▶ _Extracted data_:
━━━━
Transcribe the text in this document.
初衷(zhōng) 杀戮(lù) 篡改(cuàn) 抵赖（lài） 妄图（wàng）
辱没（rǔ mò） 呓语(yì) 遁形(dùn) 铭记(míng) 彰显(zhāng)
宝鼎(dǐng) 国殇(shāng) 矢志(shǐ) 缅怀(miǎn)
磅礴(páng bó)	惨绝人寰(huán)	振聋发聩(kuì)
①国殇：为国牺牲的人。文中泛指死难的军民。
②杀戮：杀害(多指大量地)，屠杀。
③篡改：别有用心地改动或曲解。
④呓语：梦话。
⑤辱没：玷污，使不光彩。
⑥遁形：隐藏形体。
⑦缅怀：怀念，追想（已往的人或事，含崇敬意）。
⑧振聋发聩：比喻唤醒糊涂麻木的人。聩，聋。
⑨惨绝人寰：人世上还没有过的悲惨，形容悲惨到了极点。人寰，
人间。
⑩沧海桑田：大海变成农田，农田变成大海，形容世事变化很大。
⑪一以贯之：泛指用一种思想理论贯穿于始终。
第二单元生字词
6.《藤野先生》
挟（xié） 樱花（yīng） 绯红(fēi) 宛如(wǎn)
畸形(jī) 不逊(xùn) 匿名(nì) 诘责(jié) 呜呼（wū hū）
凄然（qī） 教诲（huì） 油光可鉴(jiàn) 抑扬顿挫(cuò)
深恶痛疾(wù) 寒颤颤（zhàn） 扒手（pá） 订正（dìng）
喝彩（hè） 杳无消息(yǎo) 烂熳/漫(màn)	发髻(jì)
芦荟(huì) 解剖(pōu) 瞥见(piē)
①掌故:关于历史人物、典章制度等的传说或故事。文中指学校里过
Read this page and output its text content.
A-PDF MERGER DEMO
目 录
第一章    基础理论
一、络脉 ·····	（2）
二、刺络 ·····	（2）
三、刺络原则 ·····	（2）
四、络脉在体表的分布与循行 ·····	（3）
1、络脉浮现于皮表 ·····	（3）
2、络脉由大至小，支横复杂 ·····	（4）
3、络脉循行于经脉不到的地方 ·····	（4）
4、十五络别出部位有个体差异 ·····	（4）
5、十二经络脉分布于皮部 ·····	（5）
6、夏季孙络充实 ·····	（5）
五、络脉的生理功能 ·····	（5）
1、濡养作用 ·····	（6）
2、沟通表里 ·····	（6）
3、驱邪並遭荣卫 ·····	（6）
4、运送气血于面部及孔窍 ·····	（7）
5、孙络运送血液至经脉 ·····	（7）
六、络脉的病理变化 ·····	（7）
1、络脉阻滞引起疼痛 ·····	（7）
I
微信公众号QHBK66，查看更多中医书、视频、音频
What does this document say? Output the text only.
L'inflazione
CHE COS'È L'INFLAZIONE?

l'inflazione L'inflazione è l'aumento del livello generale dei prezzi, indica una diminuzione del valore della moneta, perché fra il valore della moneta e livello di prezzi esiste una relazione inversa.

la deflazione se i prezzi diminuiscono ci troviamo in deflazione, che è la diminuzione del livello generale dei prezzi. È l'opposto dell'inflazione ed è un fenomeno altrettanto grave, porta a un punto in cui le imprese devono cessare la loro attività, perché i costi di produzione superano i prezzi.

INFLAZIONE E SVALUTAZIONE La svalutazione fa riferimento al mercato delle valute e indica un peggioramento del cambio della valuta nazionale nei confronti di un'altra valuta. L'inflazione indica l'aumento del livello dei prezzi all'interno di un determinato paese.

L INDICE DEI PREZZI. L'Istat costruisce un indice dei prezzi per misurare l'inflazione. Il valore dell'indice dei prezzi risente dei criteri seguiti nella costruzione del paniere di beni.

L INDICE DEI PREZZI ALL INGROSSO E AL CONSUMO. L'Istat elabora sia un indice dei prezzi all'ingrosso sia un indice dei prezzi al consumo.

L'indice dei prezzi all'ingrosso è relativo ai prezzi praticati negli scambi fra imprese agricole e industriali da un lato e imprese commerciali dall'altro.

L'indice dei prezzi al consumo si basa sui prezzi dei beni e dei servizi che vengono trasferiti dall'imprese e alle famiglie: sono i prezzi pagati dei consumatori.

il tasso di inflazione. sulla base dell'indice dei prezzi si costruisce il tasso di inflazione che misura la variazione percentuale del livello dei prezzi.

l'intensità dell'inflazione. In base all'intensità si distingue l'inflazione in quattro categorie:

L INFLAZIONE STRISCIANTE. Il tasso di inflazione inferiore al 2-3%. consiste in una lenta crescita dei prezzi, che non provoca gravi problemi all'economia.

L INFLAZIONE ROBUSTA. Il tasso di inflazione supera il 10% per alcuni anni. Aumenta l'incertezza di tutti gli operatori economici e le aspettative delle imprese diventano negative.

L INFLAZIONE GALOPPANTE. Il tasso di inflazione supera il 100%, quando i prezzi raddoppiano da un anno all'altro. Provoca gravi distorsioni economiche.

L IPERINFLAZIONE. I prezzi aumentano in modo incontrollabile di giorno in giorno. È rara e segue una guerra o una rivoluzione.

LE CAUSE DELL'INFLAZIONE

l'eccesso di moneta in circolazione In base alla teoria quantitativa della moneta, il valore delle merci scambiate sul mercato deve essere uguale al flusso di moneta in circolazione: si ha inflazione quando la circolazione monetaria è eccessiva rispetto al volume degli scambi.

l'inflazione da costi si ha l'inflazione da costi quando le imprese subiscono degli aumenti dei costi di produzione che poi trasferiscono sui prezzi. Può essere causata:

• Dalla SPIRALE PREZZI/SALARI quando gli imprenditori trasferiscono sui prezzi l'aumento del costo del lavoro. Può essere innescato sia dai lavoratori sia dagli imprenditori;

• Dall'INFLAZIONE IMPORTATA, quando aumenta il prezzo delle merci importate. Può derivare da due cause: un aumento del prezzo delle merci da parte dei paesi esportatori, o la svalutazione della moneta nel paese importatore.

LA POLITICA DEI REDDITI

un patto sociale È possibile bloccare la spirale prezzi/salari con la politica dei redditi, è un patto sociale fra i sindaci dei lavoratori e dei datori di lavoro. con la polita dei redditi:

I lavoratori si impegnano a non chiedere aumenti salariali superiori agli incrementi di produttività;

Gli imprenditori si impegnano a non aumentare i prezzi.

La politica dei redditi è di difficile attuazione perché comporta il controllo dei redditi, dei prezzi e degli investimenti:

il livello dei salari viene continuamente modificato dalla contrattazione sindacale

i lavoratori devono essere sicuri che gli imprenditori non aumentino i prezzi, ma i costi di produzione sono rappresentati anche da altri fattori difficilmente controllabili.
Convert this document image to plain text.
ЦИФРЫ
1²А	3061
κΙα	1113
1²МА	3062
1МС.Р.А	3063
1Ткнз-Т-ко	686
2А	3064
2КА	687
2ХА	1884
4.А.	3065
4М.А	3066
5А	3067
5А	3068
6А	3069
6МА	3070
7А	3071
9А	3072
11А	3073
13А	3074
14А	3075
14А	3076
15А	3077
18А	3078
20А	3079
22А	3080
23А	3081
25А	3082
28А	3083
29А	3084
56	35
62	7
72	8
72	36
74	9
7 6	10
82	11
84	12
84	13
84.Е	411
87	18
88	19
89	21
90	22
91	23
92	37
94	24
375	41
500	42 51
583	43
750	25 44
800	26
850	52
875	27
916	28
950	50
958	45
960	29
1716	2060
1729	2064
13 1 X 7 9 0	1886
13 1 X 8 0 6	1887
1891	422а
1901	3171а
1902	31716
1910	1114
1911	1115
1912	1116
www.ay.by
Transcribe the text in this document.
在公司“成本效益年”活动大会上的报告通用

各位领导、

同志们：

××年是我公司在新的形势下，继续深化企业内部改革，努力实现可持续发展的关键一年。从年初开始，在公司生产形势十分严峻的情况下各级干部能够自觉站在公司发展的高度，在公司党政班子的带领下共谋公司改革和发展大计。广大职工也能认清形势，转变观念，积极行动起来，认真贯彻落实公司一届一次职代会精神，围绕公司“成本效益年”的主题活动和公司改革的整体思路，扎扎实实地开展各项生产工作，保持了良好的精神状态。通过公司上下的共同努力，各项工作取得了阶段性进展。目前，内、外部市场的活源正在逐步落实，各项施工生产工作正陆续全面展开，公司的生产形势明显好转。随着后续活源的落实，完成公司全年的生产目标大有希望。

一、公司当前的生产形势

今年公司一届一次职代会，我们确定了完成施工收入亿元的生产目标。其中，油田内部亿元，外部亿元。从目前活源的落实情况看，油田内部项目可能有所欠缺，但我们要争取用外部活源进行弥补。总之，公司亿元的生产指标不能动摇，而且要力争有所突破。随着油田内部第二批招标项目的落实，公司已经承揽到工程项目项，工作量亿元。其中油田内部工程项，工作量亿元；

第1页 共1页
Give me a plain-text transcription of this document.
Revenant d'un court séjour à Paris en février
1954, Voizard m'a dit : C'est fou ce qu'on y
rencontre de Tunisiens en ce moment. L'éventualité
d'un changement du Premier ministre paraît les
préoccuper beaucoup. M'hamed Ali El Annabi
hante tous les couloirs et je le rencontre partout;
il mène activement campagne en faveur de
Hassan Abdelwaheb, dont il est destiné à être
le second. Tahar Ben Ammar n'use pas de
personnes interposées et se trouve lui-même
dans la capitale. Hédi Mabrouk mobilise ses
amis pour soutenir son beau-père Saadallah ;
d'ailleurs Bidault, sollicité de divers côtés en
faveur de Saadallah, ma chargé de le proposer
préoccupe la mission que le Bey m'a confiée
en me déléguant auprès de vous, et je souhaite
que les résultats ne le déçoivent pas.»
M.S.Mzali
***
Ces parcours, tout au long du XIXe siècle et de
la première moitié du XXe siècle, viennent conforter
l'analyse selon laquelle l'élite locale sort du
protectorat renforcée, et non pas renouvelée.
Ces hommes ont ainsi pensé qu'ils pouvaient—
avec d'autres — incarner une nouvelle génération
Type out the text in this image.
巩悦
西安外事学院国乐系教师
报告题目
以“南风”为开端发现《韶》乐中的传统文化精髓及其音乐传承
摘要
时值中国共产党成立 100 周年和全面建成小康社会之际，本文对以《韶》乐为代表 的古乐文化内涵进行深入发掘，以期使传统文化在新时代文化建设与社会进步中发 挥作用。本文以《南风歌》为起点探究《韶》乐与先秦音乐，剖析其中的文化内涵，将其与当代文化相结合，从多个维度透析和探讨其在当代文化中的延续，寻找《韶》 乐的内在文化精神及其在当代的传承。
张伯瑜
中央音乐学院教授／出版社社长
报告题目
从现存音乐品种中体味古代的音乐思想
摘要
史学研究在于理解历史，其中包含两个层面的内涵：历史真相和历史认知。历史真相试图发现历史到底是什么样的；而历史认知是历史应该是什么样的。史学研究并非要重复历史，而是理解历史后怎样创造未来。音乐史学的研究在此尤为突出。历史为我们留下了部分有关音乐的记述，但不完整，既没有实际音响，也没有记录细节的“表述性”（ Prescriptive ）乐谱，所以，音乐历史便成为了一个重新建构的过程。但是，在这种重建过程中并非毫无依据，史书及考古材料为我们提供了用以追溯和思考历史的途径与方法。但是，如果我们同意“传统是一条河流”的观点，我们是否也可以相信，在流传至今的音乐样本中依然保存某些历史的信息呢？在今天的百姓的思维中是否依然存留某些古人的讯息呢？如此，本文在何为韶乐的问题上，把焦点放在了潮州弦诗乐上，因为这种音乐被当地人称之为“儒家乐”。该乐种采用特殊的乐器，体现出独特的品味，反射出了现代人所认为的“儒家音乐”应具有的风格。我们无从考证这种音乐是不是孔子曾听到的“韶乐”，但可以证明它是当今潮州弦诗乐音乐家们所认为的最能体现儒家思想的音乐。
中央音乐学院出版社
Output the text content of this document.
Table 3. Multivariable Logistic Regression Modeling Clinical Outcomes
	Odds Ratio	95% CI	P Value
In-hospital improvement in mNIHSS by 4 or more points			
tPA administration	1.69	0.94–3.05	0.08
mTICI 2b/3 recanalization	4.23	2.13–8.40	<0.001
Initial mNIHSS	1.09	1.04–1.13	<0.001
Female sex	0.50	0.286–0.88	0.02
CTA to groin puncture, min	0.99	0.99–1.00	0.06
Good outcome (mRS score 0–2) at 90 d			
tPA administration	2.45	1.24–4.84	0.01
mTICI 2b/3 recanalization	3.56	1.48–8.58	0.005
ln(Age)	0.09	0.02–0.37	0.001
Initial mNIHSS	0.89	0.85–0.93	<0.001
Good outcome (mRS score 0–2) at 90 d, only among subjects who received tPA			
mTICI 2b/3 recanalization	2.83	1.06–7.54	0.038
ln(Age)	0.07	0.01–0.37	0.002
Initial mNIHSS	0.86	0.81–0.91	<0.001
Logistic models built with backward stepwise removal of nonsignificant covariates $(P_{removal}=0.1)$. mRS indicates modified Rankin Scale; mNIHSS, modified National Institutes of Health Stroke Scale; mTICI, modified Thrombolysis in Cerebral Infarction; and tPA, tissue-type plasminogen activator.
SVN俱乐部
━━━━
▶ _Given task_: Tell how many lines of the data include the word "devono", and nothing else.

▶ _Result_: 2